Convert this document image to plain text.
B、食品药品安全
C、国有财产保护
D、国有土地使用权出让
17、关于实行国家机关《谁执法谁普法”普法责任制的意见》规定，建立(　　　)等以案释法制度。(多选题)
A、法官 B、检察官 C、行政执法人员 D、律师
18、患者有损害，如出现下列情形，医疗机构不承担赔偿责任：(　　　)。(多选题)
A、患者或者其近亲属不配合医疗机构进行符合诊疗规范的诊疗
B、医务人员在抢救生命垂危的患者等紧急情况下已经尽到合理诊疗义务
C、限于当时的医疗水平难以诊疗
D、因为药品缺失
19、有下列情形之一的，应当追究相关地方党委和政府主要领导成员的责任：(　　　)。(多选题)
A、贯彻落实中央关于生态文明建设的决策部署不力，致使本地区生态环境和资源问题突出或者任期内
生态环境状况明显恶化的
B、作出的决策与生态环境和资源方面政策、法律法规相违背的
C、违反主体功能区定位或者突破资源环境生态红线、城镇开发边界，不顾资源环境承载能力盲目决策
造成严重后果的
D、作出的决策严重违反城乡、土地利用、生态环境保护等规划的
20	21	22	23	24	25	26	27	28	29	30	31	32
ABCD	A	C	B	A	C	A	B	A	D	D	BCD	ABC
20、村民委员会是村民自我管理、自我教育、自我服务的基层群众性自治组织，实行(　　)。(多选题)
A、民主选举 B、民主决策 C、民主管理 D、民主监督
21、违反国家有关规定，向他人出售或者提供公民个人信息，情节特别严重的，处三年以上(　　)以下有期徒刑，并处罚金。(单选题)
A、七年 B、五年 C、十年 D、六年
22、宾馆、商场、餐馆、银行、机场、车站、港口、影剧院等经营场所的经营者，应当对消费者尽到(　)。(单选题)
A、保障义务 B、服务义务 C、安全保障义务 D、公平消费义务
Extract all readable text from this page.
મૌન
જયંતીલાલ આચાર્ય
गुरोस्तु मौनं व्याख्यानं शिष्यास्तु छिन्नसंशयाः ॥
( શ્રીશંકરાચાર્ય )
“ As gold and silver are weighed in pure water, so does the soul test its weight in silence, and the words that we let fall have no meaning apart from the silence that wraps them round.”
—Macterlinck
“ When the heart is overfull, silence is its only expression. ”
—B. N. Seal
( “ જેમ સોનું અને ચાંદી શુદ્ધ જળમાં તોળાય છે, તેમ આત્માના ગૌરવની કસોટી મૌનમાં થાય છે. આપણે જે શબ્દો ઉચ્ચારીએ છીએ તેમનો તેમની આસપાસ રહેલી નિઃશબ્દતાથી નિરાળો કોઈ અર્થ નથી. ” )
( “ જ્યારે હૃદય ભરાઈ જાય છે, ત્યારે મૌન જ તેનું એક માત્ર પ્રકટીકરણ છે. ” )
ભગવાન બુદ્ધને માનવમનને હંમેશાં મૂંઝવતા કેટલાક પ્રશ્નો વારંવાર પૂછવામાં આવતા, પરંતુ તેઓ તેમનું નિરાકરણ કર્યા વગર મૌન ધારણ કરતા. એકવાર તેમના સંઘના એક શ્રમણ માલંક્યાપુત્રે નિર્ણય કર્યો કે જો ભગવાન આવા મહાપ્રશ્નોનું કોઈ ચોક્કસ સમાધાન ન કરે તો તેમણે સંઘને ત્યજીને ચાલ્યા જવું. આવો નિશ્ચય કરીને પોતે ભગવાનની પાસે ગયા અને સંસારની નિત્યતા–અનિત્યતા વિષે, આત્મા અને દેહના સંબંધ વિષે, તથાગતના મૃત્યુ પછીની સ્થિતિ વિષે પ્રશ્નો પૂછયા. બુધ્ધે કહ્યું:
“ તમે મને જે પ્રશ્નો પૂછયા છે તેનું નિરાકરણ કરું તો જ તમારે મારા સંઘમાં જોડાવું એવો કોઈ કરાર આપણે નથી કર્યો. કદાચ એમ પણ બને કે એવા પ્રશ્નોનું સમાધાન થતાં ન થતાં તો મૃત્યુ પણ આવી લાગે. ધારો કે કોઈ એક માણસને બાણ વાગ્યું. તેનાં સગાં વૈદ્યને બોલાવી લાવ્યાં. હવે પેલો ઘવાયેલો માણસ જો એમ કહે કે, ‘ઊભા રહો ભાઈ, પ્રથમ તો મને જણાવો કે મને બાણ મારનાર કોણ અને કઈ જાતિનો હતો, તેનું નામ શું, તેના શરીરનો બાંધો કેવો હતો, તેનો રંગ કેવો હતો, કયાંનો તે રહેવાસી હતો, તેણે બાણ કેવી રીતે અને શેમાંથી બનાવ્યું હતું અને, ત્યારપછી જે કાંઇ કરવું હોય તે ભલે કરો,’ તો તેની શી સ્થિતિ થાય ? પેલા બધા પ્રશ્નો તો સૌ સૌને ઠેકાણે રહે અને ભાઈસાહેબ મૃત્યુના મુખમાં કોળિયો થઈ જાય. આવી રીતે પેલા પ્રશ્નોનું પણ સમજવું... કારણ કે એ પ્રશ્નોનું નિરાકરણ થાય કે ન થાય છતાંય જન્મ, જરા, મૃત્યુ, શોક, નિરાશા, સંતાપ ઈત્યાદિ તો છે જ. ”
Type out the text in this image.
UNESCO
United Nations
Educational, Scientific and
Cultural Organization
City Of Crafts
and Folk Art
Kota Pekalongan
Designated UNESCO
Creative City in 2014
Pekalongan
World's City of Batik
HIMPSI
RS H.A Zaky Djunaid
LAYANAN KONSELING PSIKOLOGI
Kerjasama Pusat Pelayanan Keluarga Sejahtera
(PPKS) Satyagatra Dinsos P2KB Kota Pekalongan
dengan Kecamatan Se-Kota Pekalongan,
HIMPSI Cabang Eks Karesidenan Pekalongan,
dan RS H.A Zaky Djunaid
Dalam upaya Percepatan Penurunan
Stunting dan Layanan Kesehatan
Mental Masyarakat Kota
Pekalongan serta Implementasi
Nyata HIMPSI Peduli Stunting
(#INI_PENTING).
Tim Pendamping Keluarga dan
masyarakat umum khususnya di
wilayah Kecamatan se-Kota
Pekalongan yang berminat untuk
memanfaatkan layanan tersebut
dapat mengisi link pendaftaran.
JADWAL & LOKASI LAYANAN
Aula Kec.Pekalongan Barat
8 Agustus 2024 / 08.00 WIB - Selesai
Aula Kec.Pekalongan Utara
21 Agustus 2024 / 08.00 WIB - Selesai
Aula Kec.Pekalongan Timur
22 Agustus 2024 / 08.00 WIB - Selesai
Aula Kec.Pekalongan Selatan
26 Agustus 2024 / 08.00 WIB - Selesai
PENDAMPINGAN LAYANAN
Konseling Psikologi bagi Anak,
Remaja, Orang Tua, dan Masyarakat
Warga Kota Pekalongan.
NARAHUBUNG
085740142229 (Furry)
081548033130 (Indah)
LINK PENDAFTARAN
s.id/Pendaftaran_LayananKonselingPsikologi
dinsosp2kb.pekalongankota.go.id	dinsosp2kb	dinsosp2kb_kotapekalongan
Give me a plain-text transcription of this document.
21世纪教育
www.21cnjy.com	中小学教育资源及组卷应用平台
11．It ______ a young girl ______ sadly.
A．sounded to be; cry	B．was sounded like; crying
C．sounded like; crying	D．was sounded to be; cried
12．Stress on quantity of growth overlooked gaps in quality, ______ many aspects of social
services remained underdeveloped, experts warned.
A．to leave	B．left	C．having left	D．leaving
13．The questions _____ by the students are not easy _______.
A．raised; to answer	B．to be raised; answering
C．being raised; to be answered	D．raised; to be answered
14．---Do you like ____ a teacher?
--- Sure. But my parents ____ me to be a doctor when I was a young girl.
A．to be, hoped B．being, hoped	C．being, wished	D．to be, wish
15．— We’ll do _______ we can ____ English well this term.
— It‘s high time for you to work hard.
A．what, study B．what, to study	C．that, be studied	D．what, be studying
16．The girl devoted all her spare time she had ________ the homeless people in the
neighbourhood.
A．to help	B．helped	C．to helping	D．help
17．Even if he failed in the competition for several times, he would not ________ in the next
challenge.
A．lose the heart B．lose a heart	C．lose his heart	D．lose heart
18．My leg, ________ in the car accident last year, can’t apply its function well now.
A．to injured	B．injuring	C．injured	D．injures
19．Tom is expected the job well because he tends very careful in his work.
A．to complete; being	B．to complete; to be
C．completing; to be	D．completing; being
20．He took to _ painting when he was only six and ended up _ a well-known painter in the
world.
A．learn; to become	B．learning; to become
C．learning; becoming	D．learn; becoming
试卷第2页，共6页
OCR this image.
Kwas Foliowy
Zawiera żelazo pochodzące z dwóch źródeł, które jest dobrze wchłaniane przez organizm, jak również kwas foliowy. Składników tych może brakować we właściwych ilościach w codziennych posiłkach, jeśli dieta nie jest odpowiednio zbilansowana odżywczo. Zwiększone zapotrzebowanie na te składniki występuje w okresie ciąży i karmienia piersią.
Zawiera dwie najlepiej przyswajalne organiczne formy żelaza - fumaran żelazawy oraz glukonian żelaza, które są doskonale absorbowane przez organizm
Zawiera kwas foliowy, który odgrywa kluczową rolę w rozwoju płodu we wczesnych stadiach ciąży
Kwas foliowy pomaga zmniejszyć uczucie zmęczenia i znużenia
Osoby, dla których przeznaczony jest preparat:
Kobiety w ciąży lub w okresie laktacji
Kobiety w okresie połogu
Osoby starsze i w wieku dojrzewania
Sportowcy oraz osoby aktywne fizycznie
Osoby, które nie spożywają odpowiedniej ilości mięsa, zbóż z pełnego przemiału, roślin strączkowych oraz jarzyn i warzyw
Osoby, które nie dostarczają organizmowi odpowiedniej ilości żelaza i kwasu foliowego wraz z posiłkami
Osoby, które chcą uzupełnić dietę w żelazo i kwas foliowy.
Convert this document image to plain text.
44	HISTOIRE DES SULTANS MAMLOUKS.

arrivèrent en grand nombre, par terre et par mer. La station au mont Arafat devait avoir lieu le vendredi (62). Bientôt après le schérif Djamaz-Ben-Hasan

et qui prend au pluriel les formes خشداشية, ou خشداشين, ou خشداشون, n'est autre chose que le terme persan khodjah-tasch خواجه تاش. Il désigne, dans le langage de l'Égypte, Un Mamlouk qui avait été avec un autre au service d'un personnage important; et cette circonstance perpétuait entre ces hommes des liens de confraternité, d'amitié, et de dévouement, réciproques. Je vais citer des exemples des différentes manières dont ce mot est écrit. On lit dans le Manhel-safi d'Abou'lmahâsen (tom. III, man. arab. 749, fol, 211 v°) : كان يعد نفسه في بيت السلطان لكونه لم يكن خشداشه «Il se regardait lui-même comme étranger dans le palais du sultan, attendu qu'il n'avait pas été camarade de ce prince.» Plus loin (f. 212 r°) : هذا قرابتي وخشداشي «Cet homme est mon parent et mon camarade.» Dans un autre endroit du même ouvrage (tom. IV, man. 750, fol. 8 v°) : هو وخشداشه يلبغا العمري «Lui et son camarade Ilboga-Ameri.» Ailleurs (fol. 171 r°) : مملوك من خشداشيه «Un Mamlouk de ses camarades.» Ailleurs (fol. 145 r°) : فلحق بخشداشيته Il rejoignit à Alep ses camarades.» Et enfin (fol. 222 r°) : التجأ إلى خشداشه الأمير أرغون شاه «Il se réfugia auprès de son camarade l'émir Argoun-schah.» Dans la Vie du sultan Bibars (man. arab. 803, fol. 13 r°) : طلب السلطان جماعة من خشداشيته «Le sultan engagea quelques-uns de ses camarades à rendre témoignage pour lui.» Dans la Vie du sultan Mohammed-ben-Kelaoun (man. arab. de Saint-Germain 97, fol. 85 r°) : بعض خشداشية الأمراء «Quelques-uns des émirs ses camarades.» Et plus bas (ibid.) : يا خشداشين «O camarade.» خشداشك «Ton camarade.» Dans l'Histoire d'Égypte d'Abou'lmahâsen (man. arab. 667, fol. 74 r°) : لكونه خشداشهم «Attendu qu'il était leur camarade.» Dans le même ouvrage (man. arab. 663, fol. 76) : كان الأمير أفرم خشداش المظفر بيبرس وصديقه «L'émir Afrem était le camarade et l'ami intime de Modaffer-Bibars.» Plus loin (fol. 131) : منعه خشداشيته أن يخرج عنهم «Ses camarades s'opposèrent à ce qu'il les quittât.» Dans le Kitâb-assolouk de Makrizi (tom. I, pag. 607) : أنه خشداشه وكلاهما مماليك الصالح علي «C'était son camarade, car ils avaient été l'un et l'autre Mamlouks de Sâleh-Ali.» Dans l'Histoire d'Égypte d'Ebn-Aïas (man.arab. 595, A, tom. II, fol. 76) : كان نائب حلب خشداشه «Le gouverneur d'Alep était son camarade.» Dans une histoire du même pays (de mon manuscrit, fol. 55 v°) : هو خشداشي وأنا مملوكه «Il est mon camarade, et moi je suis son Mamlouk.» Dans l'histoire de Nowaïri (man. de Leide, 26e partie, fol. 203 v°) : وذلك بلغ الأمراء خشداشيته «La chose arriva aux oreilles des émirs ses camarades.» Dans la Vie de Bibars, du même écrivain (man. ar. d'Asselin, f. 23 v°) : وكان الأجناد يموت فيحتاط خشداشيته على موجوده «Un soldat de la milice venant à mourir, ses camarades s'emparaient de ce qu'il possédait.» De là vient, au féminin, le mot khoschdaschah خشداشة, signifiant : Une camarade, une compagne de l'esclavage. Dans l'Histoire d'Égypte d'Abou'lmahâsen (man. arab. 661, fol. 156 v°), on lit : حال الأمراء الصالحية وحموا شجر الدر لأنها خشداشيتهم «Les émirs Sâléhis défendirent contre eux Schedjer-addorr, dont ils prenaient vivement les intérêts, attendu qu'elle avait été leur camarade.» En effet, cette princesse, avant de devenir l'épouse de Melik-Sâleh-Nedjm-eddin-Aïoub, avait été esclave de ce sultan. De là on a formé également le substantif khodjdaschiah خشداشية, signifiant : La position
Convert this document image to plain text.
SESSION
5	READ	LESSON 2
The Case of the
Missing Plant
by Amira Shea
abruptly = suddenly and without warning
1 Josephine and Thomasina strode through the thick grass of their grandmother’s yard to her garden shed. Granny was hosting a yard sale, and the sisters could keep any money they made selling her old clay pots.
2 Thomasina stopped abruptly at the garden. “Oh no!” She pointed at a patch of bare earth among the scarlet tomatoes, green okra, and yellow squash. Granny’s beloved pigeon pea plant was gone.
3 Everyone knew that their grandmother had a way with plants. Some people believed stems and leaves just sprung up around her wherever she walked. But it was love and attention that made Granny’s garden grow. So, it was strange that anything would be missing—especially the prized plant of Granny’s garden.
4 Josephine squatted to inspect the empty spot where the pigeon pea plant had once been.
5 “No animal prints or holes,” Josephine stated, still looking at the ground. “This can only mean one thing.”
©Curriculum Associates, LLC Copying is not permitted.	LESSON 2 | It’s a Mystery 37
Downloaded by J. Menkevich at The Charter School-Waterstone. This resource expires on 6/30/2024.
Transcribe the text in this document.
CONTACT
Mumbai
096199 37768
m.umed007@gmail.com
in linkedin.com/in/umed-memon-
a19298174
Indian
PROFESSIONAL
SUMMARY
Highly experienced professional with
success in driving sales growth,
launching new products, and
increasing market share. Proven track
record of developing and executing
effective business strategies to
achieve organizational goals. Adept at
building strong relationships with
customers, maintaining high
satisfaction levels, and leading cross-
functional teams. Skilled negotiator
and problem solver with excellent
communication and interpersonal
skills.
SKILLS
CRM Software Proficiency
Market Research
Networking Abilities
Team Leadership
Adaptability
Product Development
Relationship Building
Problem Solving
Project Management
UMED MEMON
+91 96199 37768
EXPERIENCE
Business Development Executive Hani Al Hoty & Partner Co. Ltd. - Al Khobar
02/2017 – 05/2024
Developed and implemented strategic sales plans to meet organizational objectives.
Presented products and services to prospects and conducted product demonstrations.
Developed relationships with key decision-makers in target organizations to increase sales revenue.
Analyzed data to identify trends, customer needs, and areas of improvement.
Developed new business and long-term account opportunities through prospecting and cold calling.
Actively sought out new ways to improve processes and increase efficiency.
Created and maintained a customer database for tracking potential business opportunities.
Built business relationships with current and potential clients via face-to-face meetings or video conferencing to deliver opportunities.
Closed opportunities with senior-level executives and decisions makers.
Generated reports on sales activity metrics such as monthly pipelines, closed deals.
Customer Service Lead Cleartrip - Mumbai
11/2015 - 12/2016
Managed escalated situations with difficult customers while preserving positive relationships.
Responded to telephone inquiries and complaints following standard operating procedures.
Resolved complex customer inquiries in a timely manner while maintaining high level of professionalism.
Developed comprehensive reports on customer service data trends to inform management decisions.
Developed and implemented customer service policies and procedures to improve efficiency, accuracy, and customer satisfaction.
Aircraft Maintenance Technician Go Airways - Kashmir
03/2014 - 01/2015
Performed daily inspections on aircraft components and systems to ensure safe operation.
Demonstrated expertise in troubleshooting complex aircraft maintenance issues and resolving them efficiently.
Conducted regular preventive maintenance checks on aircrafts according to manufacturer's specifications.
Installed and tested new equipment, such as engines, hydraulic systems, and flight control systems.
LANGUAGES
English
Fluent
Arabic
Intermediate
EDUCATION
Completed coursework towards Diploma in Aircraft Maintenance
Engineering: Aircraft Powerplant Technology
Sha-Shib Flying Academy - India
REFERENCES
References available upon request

§

** WHAT YOU SHOULD DO **
Review the preceding data and report every line that includes the string "them".

** EXPECTED ANSWER **
“ As gold and silver are weighed in pure water, so does the soul test its weight in silence, and the words that we let fall have no meaning apart from the silence that wraps them round.”
Demonstrated expertise in troubleshooting complex aircraft maintenance issues and resolving them efficiently.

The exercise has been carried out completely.